Filter the records for lines holding the string "annotation".

++++ RECORDS SHOWN ++++

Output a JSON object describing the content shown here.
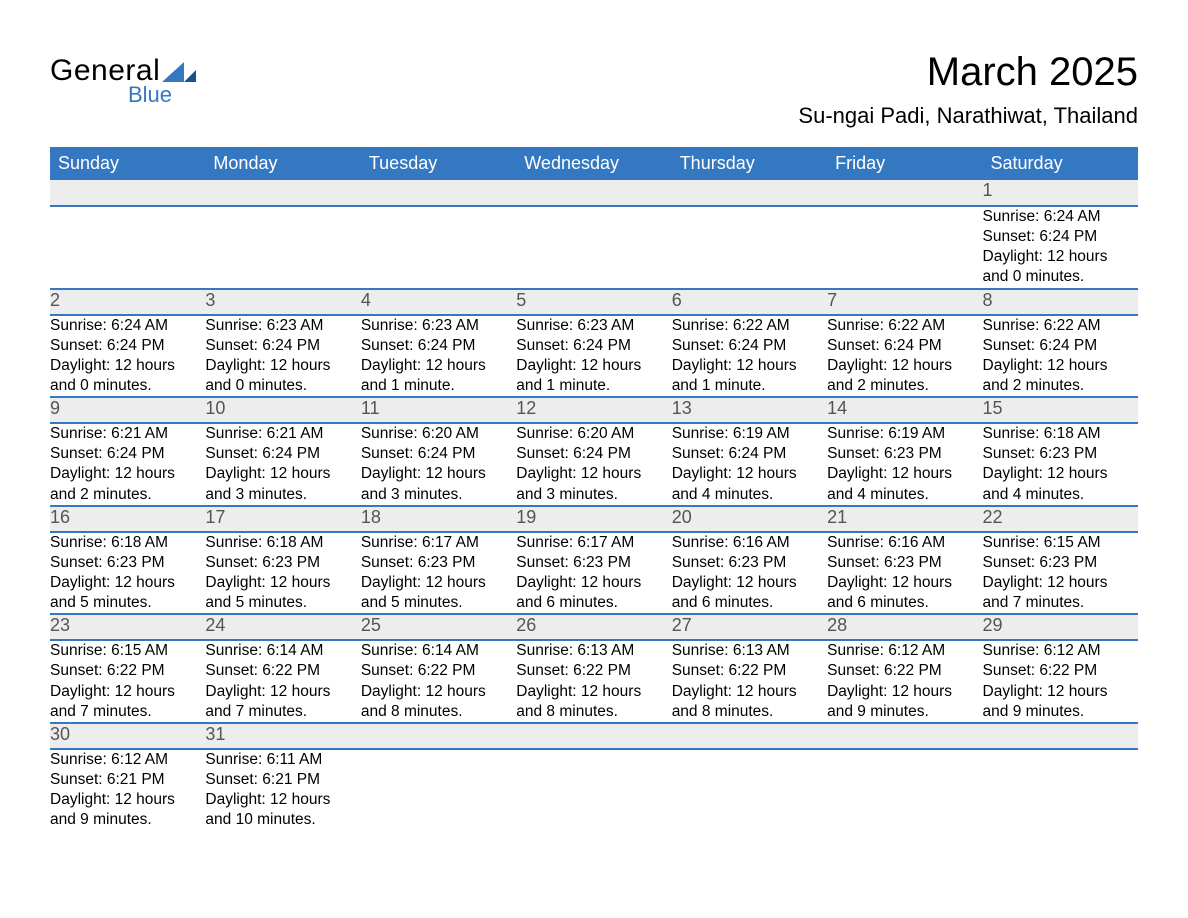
{
  "logo": {
    "text_top": "General",
    "text_bottom": "Blue",
    "mark_color": "#3578c2"
  },
  "title": "March 2025",
  "location": "Su-ngai Padi, Narathiwat, Thailand",
  "colors": {
    "header_bg": "#3578c2",
    "header_text": "#ffffff",
    "daynum_bg": "#ededed",
    "daynum_text": "#555555",
    "body_text": "#000000",
    "row_border": "#3578c2"
  },
  "typography": {
    "title_fontsize": 40,
    "location_fontsize": 22,
    "header_fontsize": 18,
    "daynum_fontsize": 18,
    "detail_fontsize": 15.5
  },
  "day_headers": [
    "Sunday",
    "Monday",
    "Tuesday",
    "Wednesday",
    "Thursday",
    "Friday",
    "Saturday"
  ],
  "weeks": [
    [
      null,
      null,
      null,
      null,
      null,
      null,
      {
        "day": "1",
        "sunrise": "Sunrise: 6:24 AM",
        "sunset": "Sunset: 6:24 PM",
        "daylight1": "Daylight: 12 hours",
        "daylight2": "and 0 minutes."
      }
    ],
    [
      {
        "day": "2",
        "sunrise": "Sunrise: 6:24 AM",
        "sunset": "Sunset: 6:24 PM",
        "daylight1": "Daylight: 12 hours",
        "daylight2": "and 0 minutes."
      },
      {
        "day": "3",
        "sunrise": "Sunrise: 6:23 AM",
        "sunset": "Sunset: 6:24 PM",
        "daylight1": "Daylight: 12 hours",
        "daylight2": "and 0 minutes."
      },
      {
        "day": "4",
        "sunrise": "Sunrise: 6:23 AM",
        "sunset": "Sunset: 6:24 PM",
        "daylight1": "Daylight: 12 hours",
        "daylight2": "and 1 minute."
      },
      {
        "day": "5",
        "sunrise": "Sunrise: 6:23 AM",
        "sunset": "Sunset: 6:24 PM",
        "daylight1": "Daylight: 12 hours",
        "daylight2": "and 1 minute."
      },
      {
        "day": "6",
        "sunrise": "Sunrise: 6:22 AM",
        "sunset": "Sunset: 6:24 PM",
        "daylight1": "Daylight: 12 hours",
        "daylight2": "and 1 minute."
      },
      {
        "day": "7",
        "sunrise": "Sunrise: 6:22 AM",
        "sunset": "Sunset: 6:24 PM",
        "daylight1": "Daylight: 12 hours",
        "daylight2": "and 2 minutes."
      },
      {
        "day": "8",
        "sunrise": "Sunrise: 6:22 AM",
        "sunset": "Sunset: 6:24 PM",
        "daylight1": "Daylight: 12 hours",
        "daylight2": "and 2 minutes."
      }
    ],
    [
      {
        "day": "9",
        "sunrise": "Sunrise: 6:21 AM",
        "sunset": "Sunset: 6:24 PM",
        "daylight1": "Daylight: 12 hours",
        "daylight2": "and 2 minutes."
      },
      {
        "day": "10",
        "sunrise": "Sunrise: 6:21 AM",
        "sunset": "Sunset: 6:24 PM",
        "daylight1": "Daylight: 12 hours",
        "daylight2": "and 3 minutes."
      },
      {
        "day": "11",
        "sunrise": "Sunrise: 6:20 AM",
        "sunset": "Sunset: 6:24 PM",
        "daylight1": "Daylight: 12 hours",
        "daylight2": "and 3 minutes."
      },
      {
        "day": "12",
        "sunrise": "Sunrise: 6:20 AM",
        "sunset": "Sunset: 6:24 PM",
        "daylight1": "Daylight: 12 hours",
        "daylight2": "and 3 minutes."
      },
      {
        "day": "13",
        "sunrise": "Sunrise: 6:19 AM",
        "sunset": "Sunset: 6:24 PM",
        "daylight1": "Daylight: 12 hours",
        "daylight2": "and 4 minutes."
      },
      {
        "day": "14",
        "sunrise": "Sunrise: 6:19 AM",
        "sunset": "Sunset: 6:23 PM",
        "daylight1": "Daylight: 12 hours",
        "daylight2": "and 4 minutes."
      },
      {
        "day": "15",
        "sunrise": "Sunrise: 6:18 AM",
        "sunset": "Sunset: 6:23 PM",
        "daylight1": "Daylight: 12 hours",
        "daylight2": "and 4 minutes."
      }
    ],
    [
      {
        "day": "16",
        "sunrise": "Sunrise: 6:18 AM",
        "sunset": "Sunset: 6:23 PM",
        "daylight1": "Daylight: 12 hours",
        "daylight2": "and 5 minutes."
      },
      {
        "day": "17",
        "sunrise": "Sunrise: 6:18 AM",
        "sunset": "Sunset: 6:23 PM",
        "daylight1": "Daylight: 12 hours",
        "daylight2": "and 5 minutes."
      },
      {
        "day": "18",
        "sunrise": "Sunrise: 6:17 AM",
        "sunset": "Sunset: 6:23 PM",
        "daylight1": "Daylight: 12 hours",
        "daylight2": "and 5 minutes."
      },
      {
        "day": "19",
        "sunrise": "Sunrise: 6:17 AM",
        "sunset": "Sunset: 6:23 PM",
        "daylight1": "Daylight: 12 hours",
        "daylight2": "and 6 minutes."
      },
      {
        "day": "20",
        "sunrise": "Sunrise: 6:16 AM",
        "sunset": "Sunset: 6:23 PM",
        "daylight1": "Daylight: 12 hours",
        "daylight2": "and 6 minutes."
      },
      {
        "day": "21",
        "sunrise": "Sunrise: 6:16 AM",
        "sunset": "Sunset: 6:23 PM",
        "daylight1": "Daylight: 12 hours",
        "daylight2": "and 6 minutes."
      },
      {
        "day": "22",
        "sunrise": "Sunrise: 6:15 AM",
        "sunset": "Sunset: 6:23 PM",
        "daylight1": "Daylight: 12 hours",
        "daylight2": "and 7 minutes."
      }
    ],
    [
      {
        "day": "23",
        "sunrise": "Sunrise: 6:15 AM",
        "sunset": "Sunset: 6:22 PM",
        "daylight1": "Daylight: 12 hours",
        "daylight2": "and 7 minutes."
      },
      {
        "day": "24",
        "sunrise": "Sunrise: 6:14 AM",
        "sunset": "Sunset: 6:22 PM",
        "daylight1": "Daylight: 12 hours",
        "daylight2": "and 7 minutes."
      },
      {
        "day": "25",
        "sunrise": "Sunrise: 6:14 AM",
        "sunset": "Sunset: 6:22 PM",
        "daylight1": "Daylight: 12 hours",
        "daylight2": "and 8 minutes."
      },
      {
        "day": "26",
        "sunrise": "Sunrise: 6:13 AM",
        "sunset": "Sunset: 6:22 PM",
        "daylight1": "Daylight: 12 hours",
        "daylight2": "and 8 minutes."
      },
      {
        "day": "27",
        "sunrise": "Sunrise: 6:13 AM",
        "sunset": "Sunset: 6:22 PM",
        "daylight1": "Daylight: 12 hours",
        "daylight2": "and 8 minutes."
      },
      {
        "day": "28",
        "sunrise": "Sunrise: 6:12 AM",
        "sunset": "Sunset: 6:22 PM",
        "daylight1": "Daylight: 12 hours",
        "daylight2": "and 9 minutes."
      },
      {
        "day": "29",
        "sunrise": "Sunrise: 6:12 AM",
        "sunset": "Sunset: 6:22 PM",
        "daylight1": "Daylight: 12 hours",
        "daylight2": "and 9 minutes."
      }
    ],
    [
      {
        "day": "30",
        "sunrise": "Sunrise: 6:12 AM",
        "sunset": "Sunset: 6:21 PM",
        "daylight1": "Daylight: 12 hours",
        "daylight2": "and 9 minutes."
      },
      {
        "day": "31",
        "sunrise": "Sunrise: 6:11 AM",
        "sunset": "Sunset: 6:21 PM",
        "daylight1": "Daylight: 12 hours",
        "daylight2": "and 10 minutes."
      },
      null,
      null,
      null,
      null,
      null
    ]
  ]
}
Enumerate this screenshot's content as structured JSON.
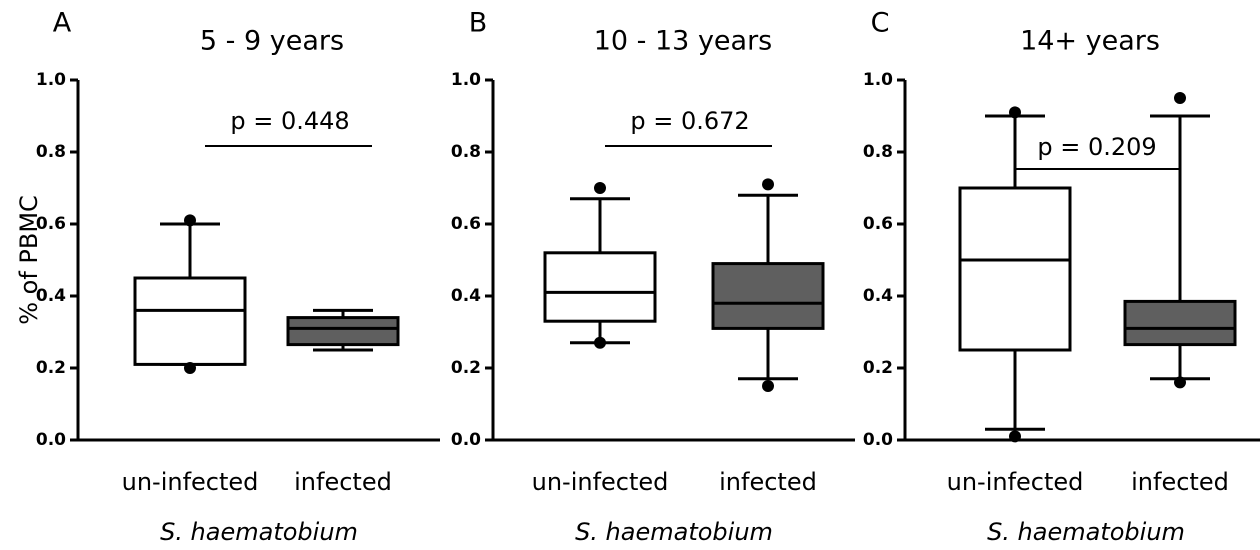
{
  "chart_data": [
    {
      "type": "box",
      "panel_label": "A",
      "title": "5 - 9 years",
      "ylabel": "% of PBMC",
      "xlabel": "S. haematobium",
      "categories": [
        "un-infected",
        "infected"
      ],
      "colors": [
        "#ffffff",
        "#5f5f5f"
      ],
      "whisker_low": [
        0.21,
        0.25
      ],
      "q1": [
        0.21,
        0.265
      ],
      "median": [
        0.36,
        0.31
      ],
      "q3": [
        0.45,
        0.34
      ],
      "whisker_high": [
        0.6,
        0.36
      ],
      "outliers": [
        [
          0.61,
          0.2
        ],
        []
      ],
      "annotation": "p = 0.448",
      "ylim": [
        0,
        1
      ],
      "yticks": [
        {
          "value": 0,
          "label": "0.0"
        },
        {
          "value": 0.2,
          "label": "0.2"
        },
        {
          "value": 0.4,
          "label": "0.4"
        },
        {
          "value": 0.6,
          "label": "0.6"
        },
        {
          "value": 0.8,
          "label": "0.8"
        },
        {
          "value": 1,
          "label": "1.0"
        }
      ]
    },
    {
      "type": "box",
      "panel_label": "B",
      "title": "10 - 13 years",
      "xlabel": "S. haematobium",
      "categories": [
        "un-infected",
        "infected"
      ],
      "colors": [
        "#ffffff",
        "#5f5f5f"
      ],
      "whisker_low": [
        0.27,
        0.17
      ],
      "q1": [
        0.33,
        0.31
      ],
      "median": [
        0.41,
        0.38
      ],
      "q3": [
        0.52,
        0.49
      ],
      "whisker_high": [
        0.67,
        0.68
      ],
      "outliers": [
        [
          0.7,
          0.27
        ],
        [
          0.71,
          0.15
        ]
      ],
      "annotation": "p = 0.672",
      "ylim": [
        0,
        1
      ],
      "yticks": [
        {
          "value": 0,
          "label": "0.0"
        },
        {
          "value": 0.2,
          "label": "0.2"
        },
        {
          "value": 0.4,
          "label": "0.4"
        },
        {
          "value": 0.6,
          "label": "0.6"
        },
        {
          "value": 0.8,
          "label": "0.8"
        },
        {
          "value": 1,
          "label": "1.0"
        }
      ]
    },
    {
      "type": "box",
      "panel_label": "C",
      "title": "14+ years",
      "xlabel": "S. haematobium",
      "categories": [
        "un-infected",
        "infected"
      ],
      "colors": [
        "#ffffff",
        "#5f5f5f"
      ],
      "whisker_low": [
        0.03,
        0.17
      ],
      "q1": [
        0.25,
        0.265
      ],
      "median": [
        0.5,
        0.31
      ],
      "q3": [
        0.7,
        0.385
      ],
      "whisker_high": [
        0.9,
        0.9
      ],
      "outliers": [
        [
          0.91,
          0.01
        ],
        [
          0.95,
          0.16
        ]
      ],
      "annotation": "p = 0.209",
      "ylim": [
        0,
        1
      ],
      "yticks": [
        {
          "value": 0,
          "label": "0.0"
        },
        {
          "value": 0.2,
          "label": "0.2"
        },
        {
          "value": 0.4,
          "label": "0.4"
        },
        {
          "value": 0.6,
          "label": "0.6"
        },
        {
          "value": 0.8,
          "label": "0.8"
        },
        {
          "value": 1,
          "label": "1.0"
        }
      ]
    }
  ]
}
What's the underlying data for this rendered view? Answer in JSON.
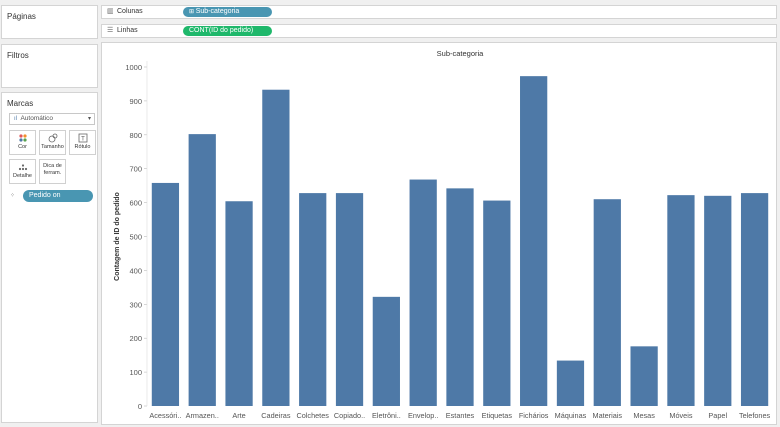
{
  "panels": {
    "pages": "Páginas",
    "filters": "Filtros",
    "marks": "Marcas"
  },
  "marks": {
    "type": "Automático",
    "buttons": {
      "color": "Cor",
      "size": "Tamanho",
      "label": "Rótulo",
      "detail": "Detalhe",
      "tooltip_line1": "Dica de",
      "tooltip_line2": "ferram."
    },
    "field_pill": "Pedido on"
  },
  "shelves": {
    "columns_label": "Colunas",
    "columns_pill": "Sub-categoria",
    "rows_label": "Linhas",
    "rows_pill": "CONT(ID do pedido)"
  },
  "colors": {
    "bar": "#4e79a7",
    "pill_dimension": "#4996b2",
    "pill_measure": "#1fb86b"
  },
  "chart_data": {
    "type": "bar",
    "title": "Sub-categoria",
    "ylabel": "Contagem de ID do pedido",
    "xlabel": "",
    "ylim": [
      0,
      1000
    ],
    "yticks": [
      0,
      100,
      200,
      300,
      400,
      500,
      600,
      700,
      800,
      900,
      1000
    ],
    "grid": false,
    "categories": [
      "Acessóri..",
      "Armazen..",
      "Arte",
      "Cadeiras",
      "Colchetes",
      "Copiado..",
      "Eletrôni..",
      "Envelop..",
      "Estantes",
      "Etiquetas",
      "Fichários",
      "Máquinas",
      "Materiais",
      "Mesas",
      "Móveis",
      "Papel",
      "Telefones"
    ],
    "values": [
      658,
      802,
      604,
      933,
      628,
      628,
      322,
      668,
      642,
      606,
      973,
      134,
      610,
      176,
      622,
      620,
      628
    ]
  }
}
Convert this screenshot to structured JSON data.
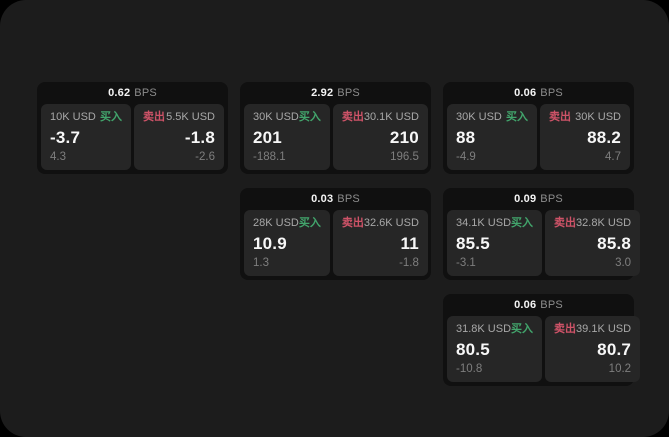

++++

## THE ANSWER
      "annotation": "p = 0.448",
      "annotation": "p = 0.672",
      "annotation": "p = 0.209",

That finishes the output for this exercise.